**Aim:**
Reproduce the listing exactly and skip over any pictures.

▬▬▬▬▬▬

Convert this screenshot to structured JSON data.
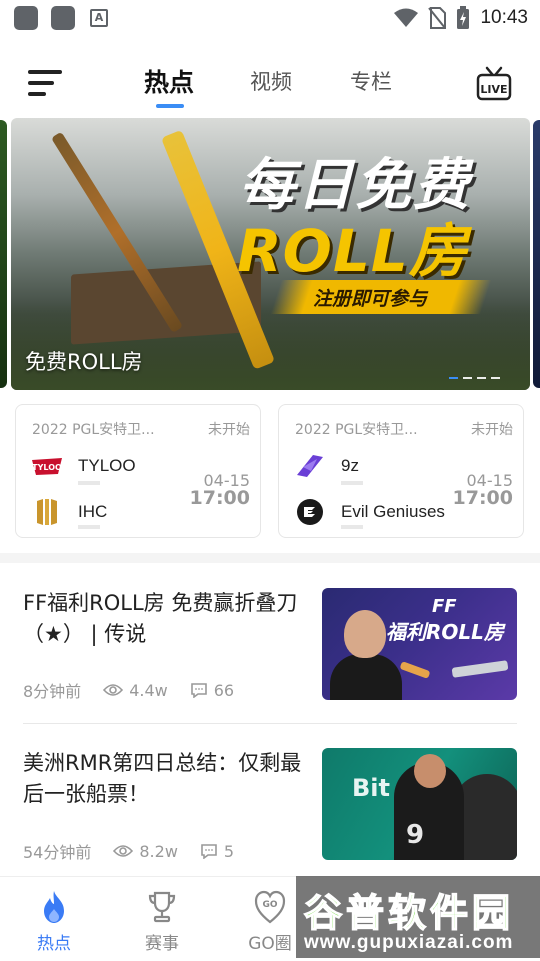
{
  "status_bar": {
    "time": "10:43",
    "notification_icon_letter": "A"
  },
  "top_nav": {
    "tabs": [
      {
        "label": "热点",
        "active": true
      },
      {
        "label": "视频",
        "active": false
      },
      {
        "label": "专栏",
        "active": false
      }
    ],
    "live_label": "LIVE"
  },
  "banner": {
    "headline_line1": "每日免费",
    "headline_line2": "ROLL房",
    "subline": "注册即可参与",
    "caption": "免费ROLL房",
    "dot_count": 4,
    "active_dot": 0
  },
  "matches": [
    {
      "league": "2022 PGL安特卫...",
      "status": "未开始",
      "team1": {
        "name": "TYLOO",
        "logo": "tyloo-logo"
      },
      "team2": {
        "name": "IHC",
        "logo": "ihc-logo"
      },
      "date": "04-15",
      "time": "17:00"
    },
    {
      "league": "2022 PGL安特卫...",
      "status": "未开始",
      "team1": {
        "name": "9z",
        "logo": "9z-logo"
      },
      "team2": {
        "name": "Evil Geniuses",
        "logo": "evil-geniuses-logo"
      },
      "date": "04-15",
      "time": "17:00"
    }
  ],
  "news": [
    {
      "title": "FF福利ROLL房  免费赢折叠刀（★） | 传说",
      "time_ago": "8分钟前",
      "views": "4.4w",
      "comments": "66",
      "thumb_text_1": "FF",
      "thumb_text_2": "福利ROLL房"
    },
    {
      "title": "美洲RMR第四日总结：仅剩最后一张船票！",
      "time_ago": "54分钟前",
      "views": "8.2w",
      "comments": "5",
      "thumb_text_1": "Bit",
      "thumb_text_2": "9"
    }
  ],
  "bottom_nav": {
    "items": [
      {
        "label": "热点",
        "icon": "flame-icon",
        "active": true
      },
      {
        "label": "赛事",
        "icon": "trophy-icon",
        "active": false
      },
      {
        "label": "GO圈",
        "icon": "go-circle-icon",
        "active": false
      }
    ]
  },
  "watermark": {
    "brand": "谷普软件园",
    "url": "www.gupuxiazai.com"
  },
  "colors": {
    "accent": "#3a8df5",
    "nav_active": "#3a7bf5",
    "muted": "#999999"
  }
}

▬▬▬▬▬▬

**Solved problem:**
Convert this screenshot to structured JSON data.
{
  "status_bar": {
    "time": "10:43",
    "notification_icon_letter": "A"
  },
  "top_nav": {
    "tabs": [
      {
        "label": "热点",
        "active": true
      },
      {
        "label": "视频",
        "active": false
      },
      {
        "label": "专栏",
        "active": false
      }
    ],
    "live_label": "LIVE"
  },
  "banner": {
    "headline_line1": "每日免费",
    "headline_line2": "ROLL房",
    "subline": "注册即可参与",
    "caption": "免费ROLL房",
    "dot_count": 4,
    "active_dot": 0
  },
  "matches": [
    {
      "league": "2022 PGL安特卫...",
      "status": "未开始",
      "team1": {
        "name": "TYLOO",
        "logo": "tyloo-logo"
      },
      "team2": {
        "name": "IHC",
        "logo": "ihc-logo"
      },
      "date": "04-15",
      "time": "17:00"
    },
    {
      "league": "2022 PGL安特卫...",
      "status": "未开始",
      "team1": {
        "name": "9z",
        "logo": "9z-logo"
      },
      "team2": {
        "name": "Evil Geniuses",
        "logo": "evil-geniuses-logo"
      },
      "date": "04-15",
      "time": "17:00"
    }
  ],
  "news": [
    {
      "title": "FF福利ROLL房  免费赢折叠刀（★） | 传说",
      "time_ago": "8分钟前",
      "views": "4.4w",
      "comments": "66",
      "thumb_text_1": "FF",
      "thumb_text_2": "福利ROLL房"
    },
    {
      "title": "美洲RMR第四日总结：仅剩最后一张船票！",
      "time_ago": "54分钟前",
      "views": "8.2w",
      "comments": "5",
      "thumb_text_1": "Bit",
      "thumb_text_2": "9"
    }
  ],
  "bottom_nav": {
    "items": [
      {
        "label": "热点",
        "icon": "flame-icon",
        "active": true
      },
      {
        "label": "赛事",
        "icon": "trophy-icon",
        "active": false
      },
      {
        "label": "GO圈",
        "icon": "go-circle-icon",
        "active": false
      }
    ]
  },
  "watermark": {
    "brand": "谷普软件园",
    "url": "www.gupuxiazai.com"
  },
  "colors": {
    "accent": "#3a8df5",
    "nav_active": "#3a7bf5",
    "muted": "#999999"
  }
}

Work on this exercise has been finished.